Excerpt from a dataset
______________________________

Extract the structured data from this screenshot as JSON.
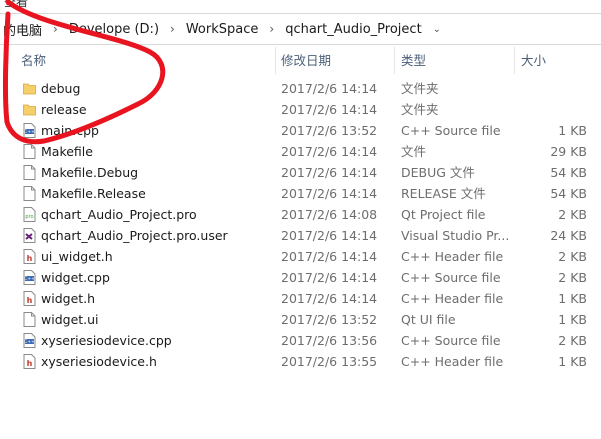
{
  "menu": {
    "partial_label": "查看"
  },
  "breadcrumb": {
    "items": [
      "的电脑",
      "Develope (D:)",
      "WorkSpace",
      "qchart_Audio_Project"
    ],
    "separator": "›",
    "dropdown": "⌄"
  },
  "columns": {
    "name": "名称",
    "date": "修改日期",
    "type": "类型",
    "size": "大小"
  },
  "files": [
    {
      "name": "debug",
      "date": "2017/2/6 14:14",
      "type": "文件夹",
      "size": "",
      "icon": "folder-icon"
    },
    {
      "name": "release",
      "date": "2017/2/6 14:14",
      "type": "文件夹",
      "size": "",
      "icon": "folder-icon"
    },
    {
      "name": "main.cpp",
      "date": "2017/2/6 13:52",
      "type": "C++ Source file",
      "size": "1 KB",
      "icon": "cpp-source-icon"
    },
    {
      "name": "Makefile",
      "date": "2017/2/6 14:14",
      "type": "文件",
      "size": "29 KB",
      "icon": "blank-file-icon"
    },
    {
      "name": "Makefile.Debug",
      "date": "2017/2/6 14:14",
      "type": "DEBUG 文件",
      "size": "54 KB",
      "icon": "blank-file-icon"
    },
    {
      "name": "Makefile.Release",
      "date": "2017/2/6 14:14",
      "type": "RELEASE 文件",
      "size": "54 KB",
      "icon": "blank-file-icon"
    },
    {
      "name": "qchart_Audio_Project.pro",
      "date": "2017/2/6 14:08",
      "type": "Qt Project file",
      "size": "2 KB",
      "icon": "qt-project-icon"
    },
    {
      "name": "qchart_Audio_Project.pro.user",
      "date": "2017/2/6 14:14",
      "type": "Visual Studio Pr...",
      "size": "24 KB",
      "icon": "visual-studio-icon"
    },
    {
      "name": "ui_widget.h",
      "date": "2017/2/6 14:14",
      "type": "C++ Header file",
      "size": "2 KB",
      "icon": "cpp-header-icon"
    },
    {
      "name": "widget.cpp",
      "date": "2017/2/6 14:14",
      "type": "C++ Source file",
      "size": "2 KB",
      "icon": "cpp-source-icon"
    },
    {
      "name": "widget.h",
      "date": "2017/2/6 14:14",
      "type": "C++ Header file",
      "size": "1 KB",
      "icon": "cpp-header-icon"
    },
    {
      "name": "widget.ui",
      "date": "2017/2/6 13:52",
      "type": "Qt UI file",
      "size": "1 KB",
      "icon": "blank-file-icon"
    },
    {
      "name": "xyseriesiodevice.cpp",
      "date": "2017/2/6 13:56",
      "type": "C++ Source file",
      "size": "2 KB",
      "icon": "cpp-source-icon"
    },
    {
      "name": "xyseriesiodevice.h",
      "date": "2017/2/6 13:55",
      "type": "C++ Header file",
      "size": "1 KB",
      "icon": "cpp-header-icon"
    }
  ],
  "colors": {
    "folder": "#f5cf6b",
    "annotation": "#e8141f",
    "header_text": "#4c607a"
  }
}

______________________________

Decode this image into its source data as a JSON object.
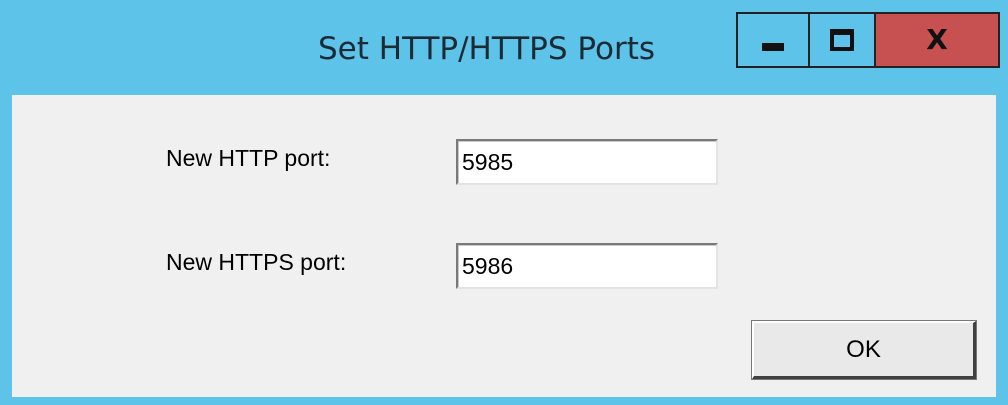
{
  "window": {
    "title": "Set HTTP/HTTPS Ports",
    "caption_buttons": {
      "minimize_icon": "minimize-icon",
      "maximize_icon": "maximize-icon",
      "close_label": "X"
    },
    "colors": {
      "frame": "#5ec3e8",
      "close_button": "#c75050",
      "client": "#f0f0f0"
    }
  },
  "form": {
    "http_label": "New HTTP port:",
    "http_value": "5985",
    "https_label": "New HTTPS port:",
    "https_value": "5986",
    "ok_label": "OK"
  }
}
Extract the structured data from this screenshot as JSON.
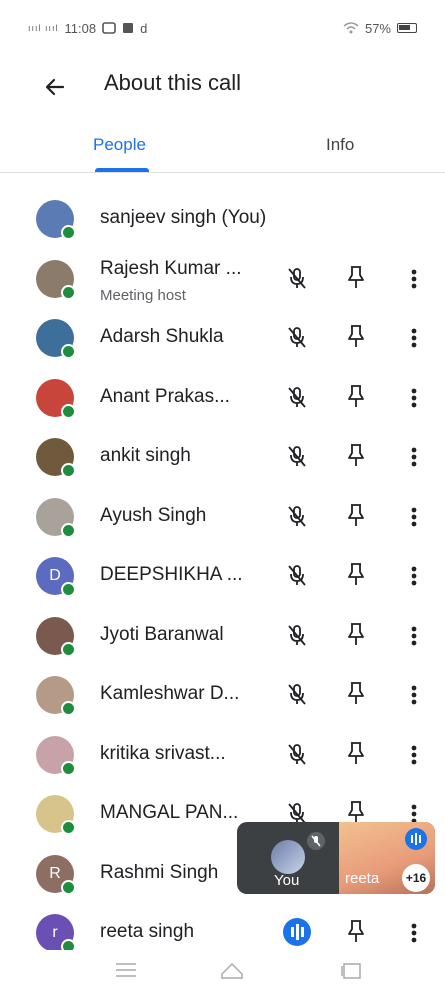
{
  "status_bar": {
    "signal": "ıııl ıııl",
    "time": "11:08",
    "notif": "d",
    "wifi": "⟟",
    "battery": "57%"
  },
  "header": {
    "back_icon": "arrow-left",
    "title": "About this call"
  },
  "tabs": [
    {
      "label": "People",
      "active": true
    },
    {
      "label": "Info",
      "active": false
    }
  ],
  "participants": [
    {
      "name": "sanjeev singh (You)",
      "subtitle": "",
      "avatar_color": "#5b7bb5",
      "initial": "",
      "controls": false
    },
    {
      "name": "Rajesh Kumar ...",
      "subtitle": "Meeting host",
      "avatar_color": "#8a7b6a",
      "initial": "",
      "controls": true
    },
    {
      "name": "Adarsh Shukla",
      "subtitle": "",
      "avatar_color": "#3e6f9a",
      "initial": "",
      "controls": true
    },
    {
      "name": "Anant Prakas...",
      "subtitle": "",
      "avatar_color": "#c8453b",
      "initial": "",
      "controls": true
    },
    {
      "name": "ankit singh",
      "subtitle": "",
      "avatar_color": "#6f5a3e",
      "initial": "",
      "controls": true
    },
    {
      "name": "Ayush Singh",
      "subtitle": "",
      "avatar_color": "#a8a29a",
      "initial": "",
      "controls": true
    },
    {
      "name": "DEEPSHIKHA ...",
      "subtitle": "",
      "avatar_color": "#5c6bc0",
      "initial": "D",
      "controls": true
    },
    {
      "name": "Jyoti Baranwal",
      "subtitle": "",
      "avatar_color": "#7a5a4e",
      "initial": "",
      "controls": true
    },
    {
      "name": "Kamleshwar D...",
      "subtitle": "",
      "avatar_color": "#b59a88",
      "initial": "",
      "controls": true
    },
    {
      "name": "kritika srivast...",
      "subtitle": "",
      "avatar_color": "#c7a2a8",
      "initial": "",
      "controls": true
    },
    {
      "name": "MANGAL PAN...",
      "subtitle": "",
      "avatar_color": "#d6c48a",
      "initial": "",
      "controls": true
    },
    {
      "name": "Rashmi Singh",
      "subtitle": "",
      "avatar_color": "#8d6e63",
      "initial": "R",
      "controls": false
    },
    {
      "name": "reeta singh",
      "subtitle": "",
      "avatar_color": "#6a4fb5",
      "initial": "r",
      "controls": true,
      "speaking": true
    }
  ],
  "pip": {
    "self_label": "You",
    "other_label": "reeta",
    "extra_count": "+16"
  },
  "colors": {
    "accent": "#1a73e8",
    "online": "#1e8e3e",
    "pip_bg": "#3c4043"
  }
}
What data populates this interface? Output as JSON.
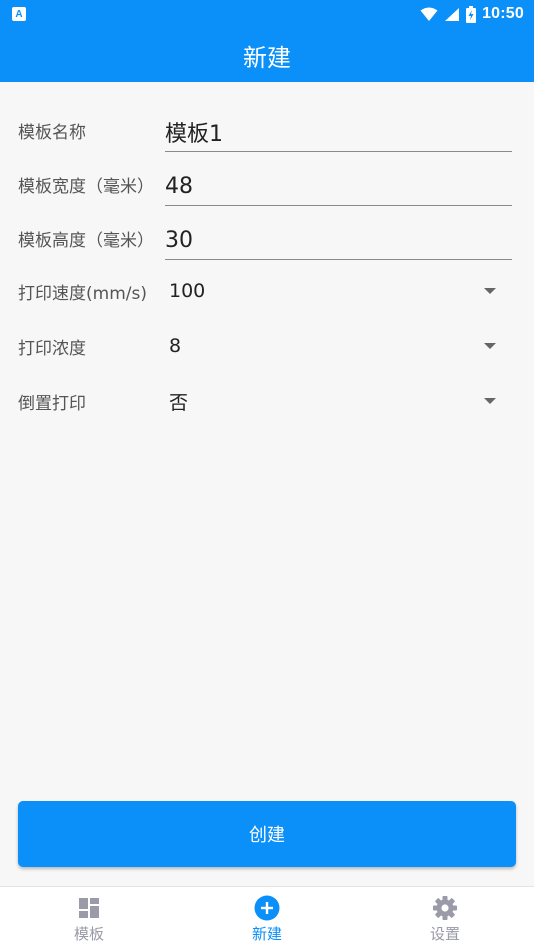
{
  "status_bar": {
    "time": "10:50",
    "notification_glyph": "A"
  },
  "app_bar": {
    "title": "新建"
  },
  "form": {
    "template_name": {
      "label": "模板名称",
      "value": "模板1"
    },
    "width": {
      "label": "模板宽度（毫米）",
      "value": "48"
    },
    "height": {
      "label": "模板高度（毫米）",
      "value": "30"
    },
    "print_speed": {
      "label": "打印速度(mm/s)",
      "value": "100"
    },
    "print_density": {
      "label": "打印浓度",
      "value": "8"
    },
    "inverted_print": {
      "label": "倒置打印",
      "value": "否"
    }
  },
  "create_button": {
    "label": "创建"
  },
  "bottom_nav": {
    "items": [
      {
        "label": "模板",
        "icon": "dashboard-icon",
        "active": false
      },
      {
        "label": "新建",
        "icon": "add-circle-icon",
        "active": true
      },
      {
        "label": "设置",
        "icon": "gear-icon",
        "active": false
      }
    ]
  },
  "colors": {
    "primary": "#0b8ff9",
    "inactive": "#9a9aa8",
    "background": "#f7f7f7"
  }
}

______________________________

**DESCRIPTION OF THE TASK**
Write down every line of the data above that includes the string "xyseriesiodevice".

**TASK RESULT**
      "name": "xyseriesiodevice.cpp",
      "name": "xyseriesiodevice.h",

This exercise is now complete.